### Extract provided ###

Lingzi seems to have been a less intellectual person than our own Chinese friend. That is, her top-scoring mathematical ability and her studies in statistics do nothing to change my impression of a certain charming naiveté with respect to Western culture, but perhaps also to humanities culture in general. I find it amusing and interesting, for example, that her apparently sunny personality was nonetheless drawn to Nirvana , of all pop groups. Maybe she had her dark and cloudy side also, slightly concealed. Or maybe she didn’t quite get (like not a few of his American fans also) what Kurt Cobain was about.  In any case, it would have been a shame if a taste for grunge rock and Godiva chocolates was all she was going to bring back to China from America, which is the impression at least a couple of the recent news stories gave.

But the NYT revealed that a close friend said she had become “interested in Christianity” while in America, and that some facebook photos show her at a Christian retreat center, one Toah Nipi , which, as it turns out, is run by InterVaristy Christian Fellowship, the fine evangelical para-church group I served with back in my undergraduate days, and through which I met my wife. The link shows you how that center holds a Thanksgiving Weekend retreat for international students.

### Given entries ###

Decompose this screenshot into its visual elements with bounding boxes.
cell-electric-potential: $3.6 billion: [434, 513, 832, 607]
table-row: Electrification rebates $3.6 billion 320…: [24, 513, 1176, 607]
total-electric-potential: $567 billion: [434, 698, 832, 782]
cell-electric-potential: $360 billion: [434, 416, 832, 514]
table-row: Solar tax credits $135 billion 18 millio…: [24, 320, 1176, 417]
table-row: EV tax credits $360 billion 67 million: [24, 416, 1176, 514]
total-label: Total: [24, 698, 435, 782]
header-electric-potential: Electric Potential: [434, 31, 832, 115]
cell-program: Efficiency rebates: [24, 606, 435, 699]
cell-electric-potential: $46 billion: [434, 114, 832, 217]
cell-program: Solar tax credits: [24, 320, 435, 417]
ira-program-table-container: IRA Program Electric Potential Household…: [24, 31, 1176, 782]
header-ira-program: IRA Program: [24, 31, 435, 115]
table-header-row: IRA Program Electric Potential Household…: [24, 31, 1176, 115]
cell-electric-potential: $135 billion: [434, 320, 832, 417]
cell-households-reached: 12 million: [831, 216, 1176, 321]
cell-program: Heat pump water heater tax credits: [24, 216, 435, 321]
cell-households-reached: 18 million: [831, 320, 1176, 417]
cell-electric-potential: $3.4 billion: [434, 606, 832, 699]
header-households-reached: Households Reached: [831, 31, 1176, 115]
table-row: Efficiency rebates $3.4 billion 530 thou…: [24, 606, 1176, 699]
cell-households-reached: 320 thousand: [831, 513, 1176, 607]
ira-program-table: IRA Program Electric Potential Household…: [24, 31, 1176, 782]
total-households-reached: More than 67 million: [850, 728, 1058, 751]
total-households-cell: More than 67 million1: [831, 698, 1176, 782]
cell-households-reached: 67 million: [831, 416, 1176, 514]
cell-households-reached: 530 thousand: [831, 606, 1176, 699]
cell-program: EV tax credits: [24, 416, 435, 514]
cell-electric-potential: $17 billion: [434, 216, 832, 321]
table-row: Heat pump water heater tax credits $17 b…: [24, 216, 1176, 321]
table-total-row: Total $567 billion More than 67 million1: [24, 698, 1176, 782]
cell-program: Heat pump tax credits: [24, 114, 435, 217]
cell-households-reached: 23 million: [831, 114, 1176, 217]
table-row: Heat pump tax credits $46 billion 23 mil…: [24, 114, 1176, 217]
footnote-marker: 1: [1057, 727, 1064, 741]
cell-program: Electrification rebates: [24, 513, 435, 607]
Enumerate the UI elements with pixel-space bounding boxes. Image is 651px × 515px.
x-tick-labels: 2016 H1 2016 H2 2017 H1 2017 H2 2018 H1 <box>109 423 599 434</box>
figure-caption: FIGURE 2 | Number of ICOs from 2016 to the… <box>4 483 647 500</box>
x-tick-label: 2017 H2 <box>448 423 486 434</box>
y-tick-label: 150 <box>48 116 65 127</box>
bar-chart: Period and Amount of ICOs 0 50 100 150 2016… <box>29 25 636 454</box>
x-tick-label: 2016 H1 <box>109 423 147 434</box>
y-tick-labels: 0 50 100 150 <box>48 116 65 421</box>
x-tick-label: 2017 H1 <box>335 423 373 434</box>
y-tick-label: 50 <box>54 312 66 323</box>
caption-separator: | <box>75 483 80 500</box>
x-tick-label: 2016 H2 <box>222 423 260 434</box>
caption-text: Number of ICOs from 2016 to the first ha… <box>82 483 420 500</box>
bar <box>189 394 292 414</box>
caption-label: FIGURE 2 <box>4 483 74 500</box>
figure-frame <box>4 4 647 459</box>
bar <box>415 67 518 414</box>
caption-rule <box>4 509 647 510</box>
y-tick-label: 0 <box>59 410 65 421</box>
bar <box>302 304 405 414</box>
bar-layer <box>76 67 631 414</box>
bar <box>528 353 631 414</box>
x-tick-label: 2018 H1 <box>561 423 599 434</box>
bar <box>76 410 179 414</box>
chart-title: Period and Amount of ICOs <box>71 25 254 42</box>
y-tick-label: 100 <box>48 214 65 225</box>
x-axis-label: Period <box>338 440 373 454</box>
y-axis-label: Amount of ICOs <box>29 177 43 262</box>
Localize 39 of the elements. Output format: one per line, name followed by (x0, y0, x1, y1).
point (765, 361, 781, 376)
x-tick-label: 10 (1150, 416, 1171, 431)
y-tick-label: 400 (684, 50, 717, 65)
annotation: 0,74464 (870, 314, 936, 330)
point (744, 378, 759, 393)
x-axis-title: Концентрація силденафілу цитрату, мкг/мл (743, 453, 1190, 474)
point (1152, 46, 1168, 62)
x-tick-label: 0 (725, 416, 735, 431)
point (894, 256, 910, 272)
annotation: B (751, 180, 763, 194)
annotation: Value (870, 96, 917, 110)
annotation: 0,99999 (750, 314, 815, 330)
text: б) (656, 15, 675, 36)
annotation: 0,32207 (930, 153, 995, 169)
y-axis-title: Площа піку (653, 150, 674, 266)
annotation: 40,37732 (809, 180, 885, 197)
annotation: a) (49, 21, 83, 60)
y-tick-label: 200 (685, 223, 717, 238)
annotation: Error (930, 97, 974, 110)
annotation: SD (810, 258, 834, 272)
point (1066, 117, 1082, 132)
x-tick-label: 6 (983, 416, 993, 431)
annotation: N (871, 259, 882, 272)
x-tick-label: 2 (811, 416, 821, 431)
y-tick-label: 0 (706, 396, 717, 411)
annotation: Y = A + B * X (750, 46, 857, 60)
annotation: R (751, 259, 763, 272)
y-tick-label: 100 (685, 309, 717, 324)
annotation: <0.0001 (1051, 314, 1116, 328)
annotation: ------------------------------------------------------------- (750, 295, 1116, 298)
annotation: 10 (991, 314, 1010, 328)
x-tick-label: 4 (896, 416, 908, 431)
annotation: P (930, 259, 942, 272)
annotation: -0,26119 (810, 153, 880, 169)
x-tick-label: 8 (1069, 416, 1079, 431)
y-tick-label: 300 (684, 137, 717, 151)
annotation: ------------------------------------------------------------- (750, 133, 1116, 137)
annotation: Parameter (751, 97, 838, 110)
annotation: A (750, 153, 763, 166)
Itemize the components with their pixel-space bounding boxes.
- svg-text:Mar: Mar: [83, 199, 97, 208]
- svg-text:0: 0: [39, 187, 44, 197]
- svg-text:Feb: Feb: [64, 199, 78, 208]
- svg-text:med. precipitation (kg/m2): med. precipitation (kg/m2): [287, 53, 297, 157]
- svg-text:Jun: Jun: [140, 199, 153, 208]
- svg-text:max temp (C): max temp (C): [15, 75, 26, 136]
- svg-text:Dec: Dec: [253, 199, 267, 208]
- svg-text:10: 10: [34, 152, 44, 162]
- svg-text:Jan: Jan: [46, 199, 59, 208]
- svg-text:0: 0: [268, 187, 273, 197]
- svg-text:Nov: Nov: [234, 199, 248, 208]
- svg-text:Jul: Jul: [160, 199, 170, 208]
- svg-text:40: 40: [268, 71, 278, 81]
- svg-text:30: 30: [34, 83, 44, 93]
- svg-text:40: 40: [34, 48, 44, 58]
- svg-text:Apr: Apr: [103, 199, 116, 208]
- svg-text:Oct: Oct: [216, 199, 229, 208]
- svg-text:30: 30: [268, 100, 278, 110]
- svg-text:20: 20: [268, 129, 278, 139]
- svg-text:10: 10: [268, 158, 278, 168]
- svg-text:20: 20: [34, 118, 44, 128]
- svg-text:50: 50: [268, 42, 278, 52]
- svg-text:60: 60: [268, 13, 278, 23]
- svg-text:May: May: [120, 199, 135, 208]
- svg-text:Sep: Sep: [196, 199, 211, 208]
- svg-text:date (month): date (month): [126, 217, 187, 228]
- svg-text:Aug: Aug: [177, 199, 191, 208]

###

* Exercises *
- a) List the sources the passage about Lingzi cites as evidence of her interest in Christianity.
- b) According to the passage about Lingzi, what event does the Toah Nipi center hold for international students?
- c) Resume the passage about Lingzi after its last sentence.
These entries were drawn from a separate source.

* Per-task outputs *
- a)
- The NYT
- A close friend's statement
- Facebook photos showing her at a Christian retreat center

- b) A Thanksgiving Weekend retreat.

- c)
Many of the Chinese students at our universities, particularly at the graduate level, are in a sense insulated from the main cultural currents occurring there, in part because they’re locked into their specialized hard-sciences or mathematical tracks of study. That’s probably a good thing, since many of these currents are depressing , toxic, and thus quite unflattering to America. They’re also unable to quickly acquire the cultural feel for America that would allow them to understand the significance of certain things to us. They might not grasp, for example, why the show GIRLS seems a portentous cultural milestone to professors like our Peter Lawler or the main page’s Alan Jacobs . Or why I think the Modern Lovers are the coolest, especially when singing anti-suicide songs, or about how the modern world is not so bad.

But they’re still going to pick up on some things while here. It can’t be equations all the time. And so it is encouraging that Miss Lingzi seems to have generally enjoyed the little delights of American life, and not to have focused on its bad aspects. As Jonathan’s song put it: The modern world is not so bad, not like the students say. The American ones, that is. Whereas through the eyes of foreign students we can remind ourselves just how good things like blueberry waffles are!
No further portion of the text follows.